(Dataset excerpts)
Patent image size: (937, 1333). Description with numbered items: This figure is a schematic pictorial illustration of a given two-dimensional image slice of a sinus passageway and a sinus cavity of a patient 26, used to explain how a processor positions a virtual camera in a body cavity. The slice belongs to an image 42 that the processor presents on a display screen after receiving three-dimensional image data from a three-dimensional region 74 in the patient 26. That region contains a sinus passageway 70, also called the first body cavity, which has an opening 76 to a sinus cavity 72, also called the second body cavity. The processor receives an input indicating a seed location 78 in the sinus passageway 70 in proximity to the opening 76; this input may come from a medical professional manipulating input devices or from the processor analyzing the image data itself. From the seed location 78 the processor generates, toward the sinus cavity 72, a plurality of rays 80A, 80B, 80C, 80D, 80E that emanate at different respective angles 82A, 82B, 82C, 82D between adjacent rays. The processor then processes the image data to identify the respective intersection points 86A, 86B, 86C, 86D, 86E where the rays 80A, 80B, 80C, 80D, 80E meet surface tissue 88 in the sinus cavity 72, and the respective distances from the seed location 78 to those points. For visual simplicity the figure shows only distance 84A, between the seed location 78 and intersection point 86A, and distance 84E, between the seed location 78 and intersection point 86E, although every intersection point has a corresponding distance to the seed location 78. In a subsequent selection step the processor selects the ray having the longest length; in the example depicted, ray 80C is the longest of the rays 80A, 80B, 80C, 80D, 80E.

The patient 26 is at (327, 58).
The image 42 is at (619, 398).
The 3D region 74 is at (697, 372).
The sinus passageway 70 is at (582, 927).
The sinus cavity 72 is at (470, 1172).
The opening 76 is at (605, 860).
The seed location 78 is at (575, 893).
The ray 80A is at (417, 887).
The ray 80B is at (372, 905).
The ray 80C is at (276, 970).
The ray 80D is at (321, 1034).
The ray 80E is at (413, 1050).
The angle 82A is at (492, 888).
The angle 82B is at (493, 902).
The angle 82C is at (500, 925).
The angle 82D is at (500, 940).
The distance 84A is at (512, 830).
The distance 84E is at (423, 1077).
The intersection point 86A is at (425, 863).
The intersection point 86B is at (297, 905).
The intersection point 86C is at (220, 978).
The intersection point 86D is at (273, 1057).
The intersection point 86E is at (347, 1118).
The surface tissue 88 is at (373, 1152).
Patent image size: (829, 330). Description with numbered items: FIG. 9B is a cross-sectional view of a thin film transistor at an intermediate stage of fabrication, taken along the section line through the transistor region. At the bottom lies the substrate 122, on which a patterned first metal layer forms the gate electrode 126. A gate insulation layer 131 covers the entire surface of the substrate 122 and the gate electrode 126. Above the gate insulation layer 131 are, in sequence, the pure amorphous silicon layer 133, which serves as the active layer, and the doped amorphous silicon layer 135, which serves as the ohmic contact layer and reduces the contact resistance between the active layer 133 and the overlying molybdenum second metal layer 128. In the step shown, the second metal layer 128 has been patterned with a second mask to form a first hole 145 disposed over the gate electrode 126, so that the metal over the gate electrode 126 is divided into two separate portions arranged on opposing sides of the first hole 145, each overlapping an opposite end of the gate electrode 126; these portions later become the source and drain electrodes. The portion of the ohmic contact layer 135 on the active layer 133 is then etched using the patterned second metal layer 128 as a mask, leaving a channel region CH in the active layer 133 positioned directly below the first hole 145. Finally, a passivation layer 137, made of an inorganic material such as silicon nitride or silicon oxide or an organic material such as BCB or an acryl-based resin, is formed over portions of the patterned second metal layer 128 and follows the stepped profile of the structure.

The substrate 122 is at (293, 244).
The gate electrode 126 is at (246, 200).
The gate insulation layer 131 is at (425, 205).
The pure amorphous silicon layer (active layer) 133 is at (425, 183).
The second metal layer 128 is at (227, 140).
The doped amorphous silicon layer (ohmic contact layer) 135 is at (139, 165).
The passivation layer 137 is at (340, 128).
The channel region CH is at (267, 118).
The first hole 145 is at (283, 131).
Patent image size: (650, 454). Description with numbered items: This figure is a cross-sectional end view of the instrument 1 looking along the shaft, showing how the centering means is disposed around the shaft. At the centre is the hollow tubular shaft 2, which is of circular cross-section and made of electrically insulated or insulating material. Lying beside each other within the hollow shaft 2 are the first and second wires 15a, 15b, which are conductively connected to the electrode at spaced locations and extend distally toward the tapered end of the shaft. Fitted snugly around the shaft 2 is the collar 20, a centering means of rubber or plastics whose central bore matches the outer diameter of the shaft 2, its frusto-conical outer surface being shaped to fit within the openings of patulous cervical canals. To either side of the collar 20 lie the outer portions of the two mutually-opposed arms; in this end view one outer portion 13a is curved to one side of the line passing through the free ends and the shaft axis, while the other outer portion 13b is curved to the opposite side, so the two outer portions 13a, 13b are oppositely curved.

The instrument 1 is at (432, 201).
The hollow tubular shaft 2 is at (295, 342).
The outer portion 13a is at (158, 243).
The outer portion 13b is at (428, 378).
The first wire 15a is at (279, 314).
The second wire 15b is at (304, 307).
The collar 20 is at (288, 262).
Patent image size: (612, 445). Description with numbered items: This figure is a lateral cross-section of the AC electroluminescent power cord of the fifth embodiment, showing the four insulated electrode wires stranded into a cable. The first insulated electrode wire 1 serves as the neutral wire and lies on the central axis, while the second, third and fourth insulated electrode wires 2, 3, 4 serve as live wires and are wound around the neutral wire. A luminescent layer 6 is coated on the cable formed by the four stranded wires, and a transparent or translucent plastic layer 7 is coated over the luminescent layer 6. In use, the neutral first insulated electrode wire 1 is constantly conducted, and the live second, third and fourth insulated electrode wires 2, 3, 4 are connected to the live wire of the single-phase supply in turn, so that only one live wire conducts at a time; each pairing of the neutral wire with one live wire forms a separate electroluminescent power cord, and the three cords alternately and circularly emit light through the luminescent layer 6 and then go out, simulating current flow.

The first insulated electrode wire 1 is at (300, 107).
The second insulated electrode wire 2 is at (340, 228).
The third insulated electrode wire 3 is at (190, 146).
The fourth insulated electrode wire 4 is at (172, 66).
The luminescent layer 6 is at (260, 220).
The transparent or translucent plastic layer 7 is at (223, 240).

→ Exercise goal: Write out word for word the lines starting at the line that contains "Patent image size: (650, 454)." and ending at the line that contains "The collar 20 is at (288, 262).", including both of those lines and nothing else.

→ The completed task:
Patent image size: (650, 454). Description with numbered items: This figure is a cross-sectional end view of the instrument 1 looking along the shaft, showing how the centering means is disposed around the shaft. At the centre is the hollow tubular shaft 2, which is of circular cross-section and made of electrically insulated or insulating material. Lying beside each other within the hollow shaft 2 are the first and second wires 15a, 15b, which are conductively connected to the electrode at spaced locations and extend distally toward the tapered end of the shaft. Fitted snugly around the shaft 2 is the collar 20, a centering means of rubber or plastics whose central bore matches the outer diameter of the shaft 2, its frusto-conical outer surface being shaped to fit within the openings of patulous cervical canals. To either side of the collar 20 lie the outer portions of the two mutually-opposed arms; in this end view one outer portion 13a is curved to one side of the line passing through the free ends and the shaft axis, while the other outer portion 13b is curved to the opposite side, so the two outer portions 13a, 13b are oppositely curved.

The instrument 1 is at (432, 201).
The hollow tubular shaft 2 is at (295, 342).
The outer portion 13a is at (158, 243).
The outer portion 13b is at (428, 378).
The first wire 15a is at (279, 314).
The second wire 15b is at (304, 307).
The collar 20 is at (288, 262).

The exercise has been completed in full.